▶ [Aim]:
Report every line in the listing that contains the string "Figure".

(Dataset entries)
►
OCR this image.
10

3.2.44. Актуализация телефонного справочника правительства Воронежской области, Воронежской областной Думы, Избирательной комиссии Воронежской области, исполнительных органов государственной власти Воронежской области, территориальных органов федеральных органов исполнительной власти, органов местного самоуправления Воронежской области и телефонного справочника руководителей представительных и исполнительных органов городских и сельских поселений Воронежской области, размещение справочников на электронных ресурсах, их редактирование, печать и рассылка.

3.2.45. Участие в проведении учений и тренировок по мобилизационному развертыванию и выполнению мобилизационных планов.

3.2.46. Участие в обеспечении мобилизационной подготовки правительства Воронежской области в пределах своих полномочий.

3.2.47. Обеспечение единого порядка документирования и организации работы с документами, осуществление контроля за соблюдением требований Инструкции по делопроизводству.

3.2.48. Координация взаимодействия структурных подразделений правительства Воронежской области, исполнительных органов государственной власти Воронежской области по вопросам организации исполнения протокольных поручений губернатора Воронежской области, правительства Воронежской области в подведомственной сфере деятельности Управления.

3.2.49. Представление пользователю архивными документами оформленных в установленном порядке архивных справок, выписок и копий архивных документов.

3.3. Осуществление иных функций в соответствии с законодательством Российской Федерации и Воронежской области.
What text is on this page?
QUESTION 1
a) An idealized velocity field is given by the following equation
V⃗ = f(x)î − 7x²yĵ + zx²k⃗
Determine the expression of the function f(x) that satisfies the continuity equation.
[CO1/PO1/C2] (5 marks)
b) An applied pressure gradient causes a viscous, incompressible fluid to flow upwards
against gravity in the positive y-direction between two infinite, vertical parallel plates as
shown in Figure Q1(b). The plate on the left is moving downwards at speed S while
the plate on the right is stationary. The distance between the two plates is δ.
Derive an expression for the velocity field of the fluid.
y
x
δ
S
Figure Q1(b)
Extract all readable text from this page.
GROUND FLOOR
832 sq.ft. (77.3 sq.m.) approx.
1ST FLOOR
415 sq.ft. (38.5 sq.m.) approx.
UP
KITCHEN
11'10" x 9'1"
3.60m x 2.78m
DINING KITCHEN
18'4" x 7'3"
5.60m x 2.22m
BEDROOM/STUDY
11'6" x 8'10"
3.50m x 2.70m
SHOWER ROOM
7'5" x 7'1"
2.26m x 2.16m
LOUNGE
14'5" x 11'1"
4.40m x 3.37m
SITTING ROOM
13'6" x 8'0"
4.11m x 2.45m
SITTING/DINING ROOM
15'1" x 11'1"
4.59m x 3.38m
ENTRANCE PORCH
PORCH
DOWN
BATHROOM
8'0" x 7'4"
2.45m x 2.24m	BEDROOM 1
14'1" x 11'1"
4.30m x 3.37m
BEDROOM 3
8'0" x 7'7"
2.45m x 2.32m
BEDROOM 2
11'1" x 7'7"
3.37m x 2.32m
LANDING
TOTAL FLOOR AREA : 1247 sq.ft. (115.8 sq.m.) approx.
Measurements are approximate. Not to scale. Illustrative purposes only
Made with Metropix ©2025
◄
►
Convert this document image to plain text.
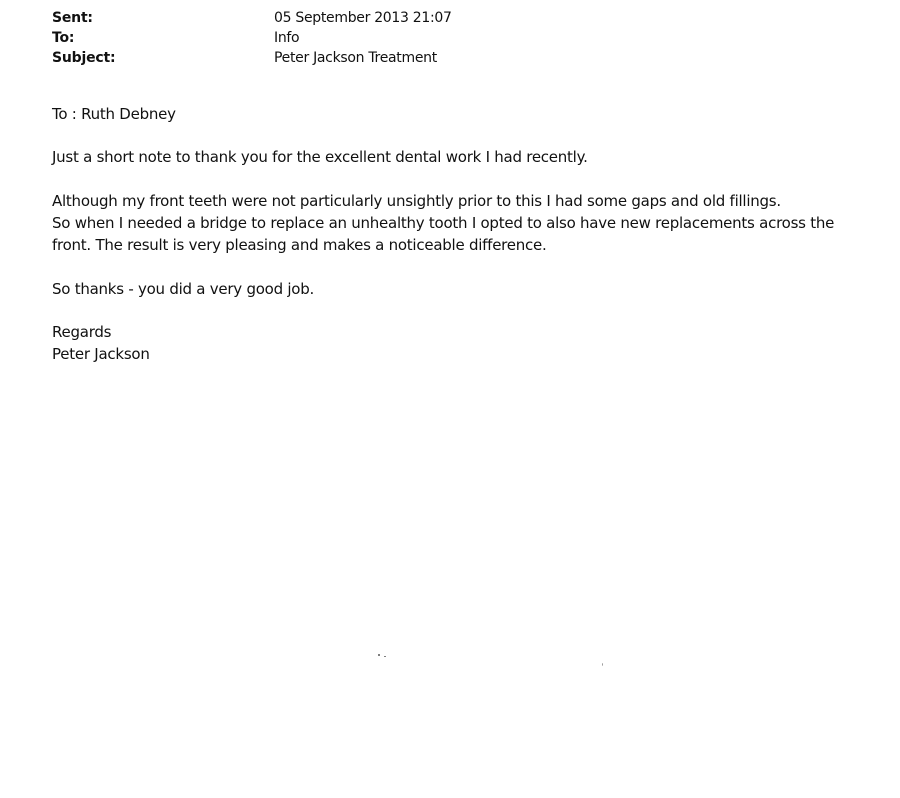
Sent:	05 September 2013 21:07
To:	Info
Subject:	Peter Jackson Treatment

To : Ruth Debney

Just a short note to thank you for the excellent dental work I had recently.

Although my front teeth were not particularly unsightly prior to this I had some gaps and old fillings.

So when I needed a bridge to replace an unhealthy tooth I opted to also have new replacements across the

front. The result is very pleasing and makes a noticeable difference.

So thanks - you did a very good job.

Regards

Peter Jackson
◄
▶ [Solved problem]:
shown in Figure Q1(b). The plate on the left is moving downwards at speed S while
Figure Q1(b)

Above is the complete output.